(Stored data)
|---|
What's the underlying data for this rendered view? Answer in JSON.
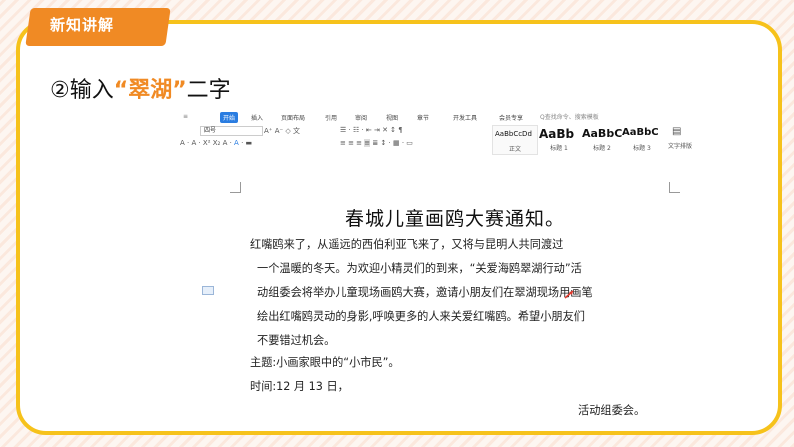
{
  "badge": {
    "label": "新知讲解"
  },
  "step": {
    "prefix": "②输入",
    "highlight": "“翠湖”",
    "suffix": "二字"
  },
  "ribbon": {
    "tabs": [
      "开始",
      "插入",
      "页面布局",
      "引用",
      "审阅",
      "视图",
      "章节",
      "开发工具",
      "会员专享"
    ],
    "active_tab": "开始",
    "search_placeholder": "Q查找命令、搜索模板",
    "font_size": "四号",
    "styles": [
      {
        "sample": "AaBbCcDd",
        "caption": "正文"
      },
      {
        "sample": "AaBb",
        "caption": "标题 1"
      },
      {
        "sample": "AaBbC",
        "caption": "标题 2"
      },
      {
        "sample": "AaBbC",
        "caption": "标题 3"
      }
    ],
    "text_layout_label": "文字排版"
  },
  "document": {
    "title": "春城儿童画鸥大赛通知。",
    "lines": [
      "红嘴鸥来了，从遥远的西伯利亚飞来了，又将与昆明人共同渡过",
      "一个温暖的冬天。为欢迎小精灵们的到来，“关爱海鸥翠湖行动”活",
      "动组委会将举办儿童现场画鸥大赛，邀请小朋友们在翠湖现场用画笔",
      "绘出红嘴鸥灵动的身影,呼唤更多的人来关爱红嘴鸥。希望小朋友们",
      "不要错过机会。"
    ],
    "theme": "主题:小画家眼中的“小市民”。",
    "time": "时间:12 月 13 日，",
    "signature": "活动组委会。"
  },
  "colors": {
    "accent": "#f08a24",
    "frame": "#f6c21b",
    "active_tab": "#2a7de1"
  }
}
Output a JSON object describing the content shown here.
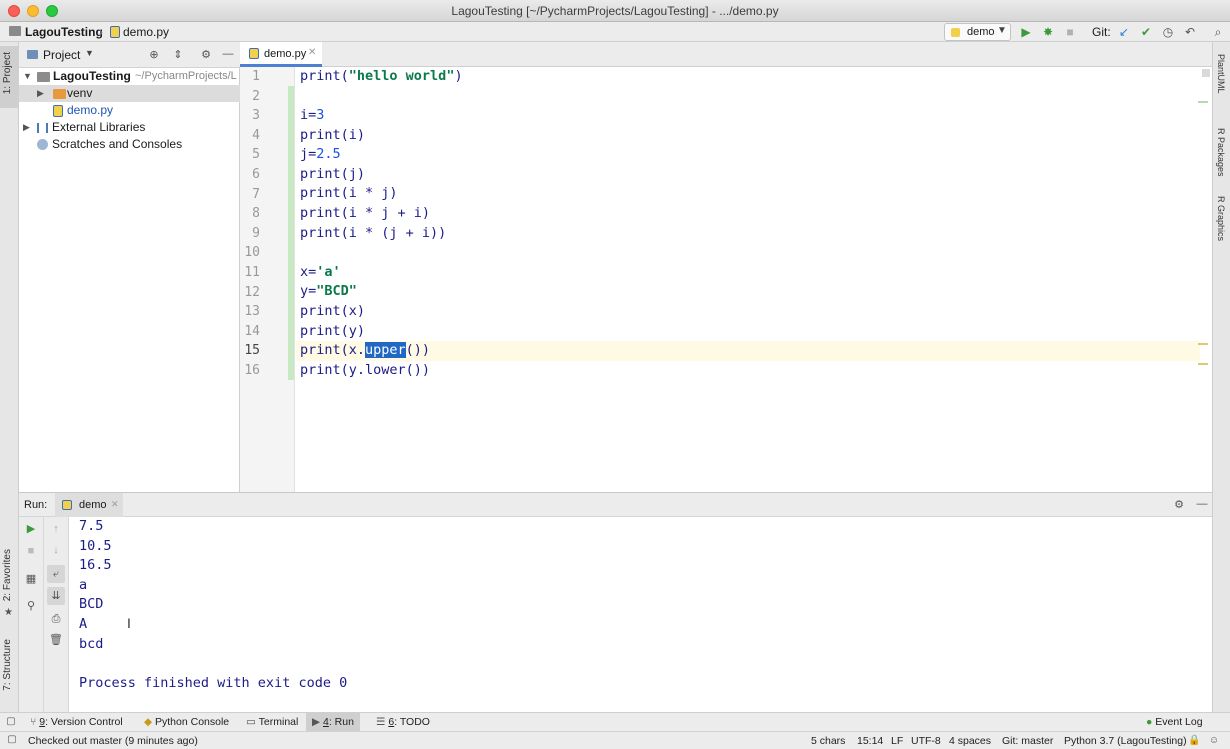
{
  "window": {
    "title": "LagouTesting [~/PycharmProjects/LagouTesting] - .../demo.py"
  },
  "navbar": {
    "breadcrumb_project": "LagouTesting",
    "breadcrumb_file": "demo.py",
    "run_config": "demo",
    "git_label": "Git:"
  },
  "sidebar_left": {
    "project_tab": "1: Project",
    "favorites_tab": "2: Favorites",
    "structure_tab": "7: Structure"
  },
  "sidebar_right": {
    "plantuml": "PlantUML",
    "r_packages": "R Packages",
    "r_graphics": "R Graphics"
  },
  "project_panel": {
    "title": "Project",
    "tree": [
      {
        "label": "LagouTesting",
        "suffix": "~/PycharmProjects/L"
      },
      {
        "label": "venv"
      },
      {
        "label": "demo.py"
      },
      {
        "label": "External Libraries"
      },
      {
        "label": "Scratches and Consoles"
      }
    ]
  },
  "editor": {
    "tab_label": "demo.py",
    "line_numbers": [
      "1",
      "2",
      "3",
      "4",
      "5",
      "6",
      "7",
      "8",
      "9",
      "10",
      "11",
      "12",
      "13",
      "14",
      "15",
      "16"
    ],
    "active_line": 15,
    "selected_word": "upper"
  },
  "run_panel": {
    "label": "Run:",
    "tab": "demo",
    "output": [
      "7.5",
      "10.5",
      "16.5",
      "a",
      "BCD",
      "A",
      "bcd",
      "",
      "Process finished with exit code 0"
    ]
  },
  "bottom_tabs": [
    {
      "key": "9",
      "label": ": Version Control"
    },
    {
      "key": "",
      "label": "Python Console"
    },
    {
      "key": "",
      "label": "Terminal"
    },
    {
      "key": "4",
      "label": ": Run"
    },
    {
      "key": "6",
      "label": ": TODO"
    }
  ],
  "event_log": "Event Log",
  "status": {
    "message": "Checked out master (9 minutes ago)",
    "selection": "5 chars",
    "position": "15:14",
    "line_sep": "LF",
    "encoding": "UTF-8",
    "indent": "4 spaces",
    "git_branch": "Git: master",
    "interpreter": "Python 3.7 (LagouTesting)"
  },
  "colors": {
    "accent": "#2167c4",
    "run_green": "#3c9a3c",
    "code_blue": "#1c1c88",
    "string_green": "#0b7a4b"
  }
}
|---|
* **Exercise requirements**
Pick out each line that holds the string "caption".

* **Reply**
        "caption": "正文"
        "caption": "标题 1"
        "caption": "标题 2"
        "caption": "标题 3"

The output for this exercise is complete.